(WHAT YOU SHOULD DO) List all lines of the data that include the string "gerencial".

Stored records
==*==
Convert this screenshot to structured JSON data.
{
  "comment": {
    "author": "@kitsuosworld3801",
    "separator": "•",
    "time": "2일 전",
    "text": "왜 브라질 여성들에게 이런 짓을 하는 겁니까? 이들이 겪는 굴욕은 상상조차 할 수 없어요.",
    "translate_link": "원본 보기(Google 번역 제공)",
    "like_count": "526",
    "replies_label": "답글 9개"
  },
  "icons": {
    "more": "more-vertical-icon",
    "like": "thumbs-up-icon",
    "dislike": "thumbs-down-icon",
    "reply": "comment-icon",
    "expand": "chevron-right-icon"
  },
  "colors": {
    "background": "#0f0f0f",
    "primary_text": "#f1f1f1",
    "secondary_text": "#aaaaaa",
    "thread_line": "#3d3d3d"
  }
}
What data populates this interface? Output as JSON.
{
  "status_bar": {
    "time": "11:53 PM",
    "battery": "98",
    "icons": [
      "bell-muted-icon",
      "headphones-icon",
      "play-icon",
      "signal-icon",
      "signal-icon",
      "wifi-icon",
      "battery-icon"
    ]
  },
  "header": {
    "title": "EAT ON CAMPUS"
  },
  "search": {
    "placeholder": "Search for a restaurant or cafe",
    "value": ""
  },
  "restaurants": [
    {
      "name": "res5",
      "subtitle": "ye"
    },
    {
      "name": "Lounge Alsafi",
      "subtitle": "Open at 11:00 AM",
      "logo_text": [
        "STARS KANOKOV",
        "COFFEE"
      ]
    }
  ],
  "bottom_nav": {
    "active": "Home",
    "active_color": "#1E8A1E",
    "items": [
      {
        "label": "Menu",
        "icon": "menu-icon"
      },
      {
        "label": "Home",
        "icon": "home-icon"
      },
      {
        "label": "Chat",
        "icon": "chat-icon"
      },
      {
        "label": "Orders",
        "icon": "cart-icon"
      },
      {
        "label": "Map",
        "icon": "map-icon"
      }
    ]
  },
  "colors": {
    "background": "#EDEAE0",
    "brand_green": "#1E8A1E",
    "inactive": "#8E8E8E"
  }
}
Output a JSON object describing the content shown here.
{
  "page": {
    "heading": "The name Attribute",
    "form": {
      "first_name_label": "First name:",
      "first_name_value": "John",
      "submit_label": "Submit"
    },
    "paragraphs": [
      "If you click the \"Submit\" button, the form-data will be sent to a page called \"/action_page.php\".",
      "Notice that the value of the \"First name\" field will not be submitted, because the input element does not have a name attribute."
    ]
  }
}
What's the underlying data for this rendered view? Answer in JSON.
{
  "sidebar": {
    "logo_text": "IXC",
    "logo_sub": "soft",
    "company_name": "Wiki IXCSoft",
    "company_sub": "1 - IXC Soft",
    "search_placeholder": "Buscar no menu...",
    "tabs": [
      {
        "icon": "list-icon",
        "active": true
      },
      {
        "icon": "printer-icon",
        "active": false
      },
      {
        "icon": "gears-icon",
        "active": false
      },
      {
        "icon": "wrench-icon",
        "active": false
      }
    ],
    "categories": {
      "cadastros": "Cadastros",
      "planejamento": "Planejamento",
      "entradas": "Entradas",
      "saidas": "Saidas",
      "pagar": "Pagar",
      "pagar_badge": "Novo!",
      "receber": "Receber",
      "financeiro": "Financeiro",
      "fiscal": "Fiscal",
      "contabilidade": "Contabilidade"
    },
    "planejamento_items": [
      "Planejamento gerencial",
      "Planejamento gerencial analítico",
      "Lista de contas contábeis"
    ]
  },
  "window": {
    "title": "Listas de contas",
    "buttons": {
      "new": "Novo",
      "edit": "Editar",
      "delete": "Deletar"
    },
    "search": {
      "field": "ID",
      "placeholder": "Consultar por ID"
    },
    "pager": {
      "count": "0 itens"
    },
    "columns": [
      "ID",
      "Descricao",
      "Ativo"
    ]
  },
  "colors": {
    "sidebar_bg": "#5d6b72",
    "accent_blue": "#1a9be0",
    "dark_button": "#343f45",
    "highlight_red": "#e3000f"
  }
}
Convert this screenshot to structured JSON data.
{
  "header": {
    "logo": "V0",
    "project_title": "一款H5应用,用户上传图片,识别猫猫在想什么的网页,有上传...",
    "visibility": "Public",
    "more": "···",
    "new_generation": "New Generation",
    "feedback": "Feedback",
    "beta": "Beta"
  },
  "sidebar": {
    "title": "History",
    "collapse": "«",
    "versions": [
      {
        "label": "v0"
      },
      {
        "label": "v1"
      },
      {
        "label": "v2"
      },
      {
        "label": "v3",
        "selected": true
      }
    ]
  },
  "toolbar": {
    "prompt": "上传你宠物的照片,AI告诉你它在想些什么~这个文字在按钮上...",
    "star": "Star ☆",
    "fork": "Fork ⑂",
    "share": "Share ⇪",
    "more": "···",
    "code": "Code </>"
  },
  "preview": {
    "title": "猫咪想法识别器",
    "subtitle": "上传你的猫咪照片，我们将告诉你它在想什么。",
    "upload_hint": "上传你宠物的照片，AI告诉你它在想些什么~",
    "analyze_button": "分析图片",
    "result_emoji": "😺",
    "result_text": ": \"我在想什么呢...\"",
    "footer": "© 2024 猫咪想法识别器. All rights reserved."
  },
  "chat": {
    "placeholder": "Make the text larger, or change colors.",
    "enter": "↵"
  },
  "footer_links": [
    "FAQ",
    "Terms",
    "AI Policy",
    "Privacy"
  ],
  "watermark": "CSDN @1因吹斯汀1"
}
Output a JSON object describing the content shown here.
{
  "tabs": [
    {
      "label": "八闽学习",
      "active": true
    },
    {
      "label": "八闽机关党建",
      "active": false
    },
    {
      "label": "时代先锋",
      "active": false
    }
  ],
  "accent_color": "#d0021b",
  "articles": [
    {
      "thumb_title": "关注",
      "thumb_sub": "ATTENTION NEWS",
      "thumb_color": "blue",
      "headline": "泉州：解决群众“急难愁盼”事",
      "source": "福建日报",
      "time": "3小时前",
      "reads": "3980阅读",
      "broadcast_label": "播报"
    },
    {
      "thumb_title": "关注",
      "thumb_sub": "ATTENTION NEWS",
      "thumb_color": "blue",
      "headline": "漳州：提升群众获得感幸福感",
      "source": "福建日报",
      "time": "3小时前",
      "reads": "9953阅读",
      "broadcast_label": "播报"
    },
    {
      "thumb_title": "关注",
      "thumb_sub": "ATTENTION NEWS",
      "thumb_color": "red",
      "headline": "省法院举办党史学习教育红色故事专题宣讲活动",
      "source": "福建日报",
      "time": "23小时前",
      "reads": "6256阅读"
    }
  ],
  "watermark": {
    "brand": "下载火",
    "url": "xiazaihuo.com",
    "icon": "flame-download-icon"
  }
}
==*==
(ANSWER)
      "Planejamento gerencial",
      "Planejamento gerencial analítico",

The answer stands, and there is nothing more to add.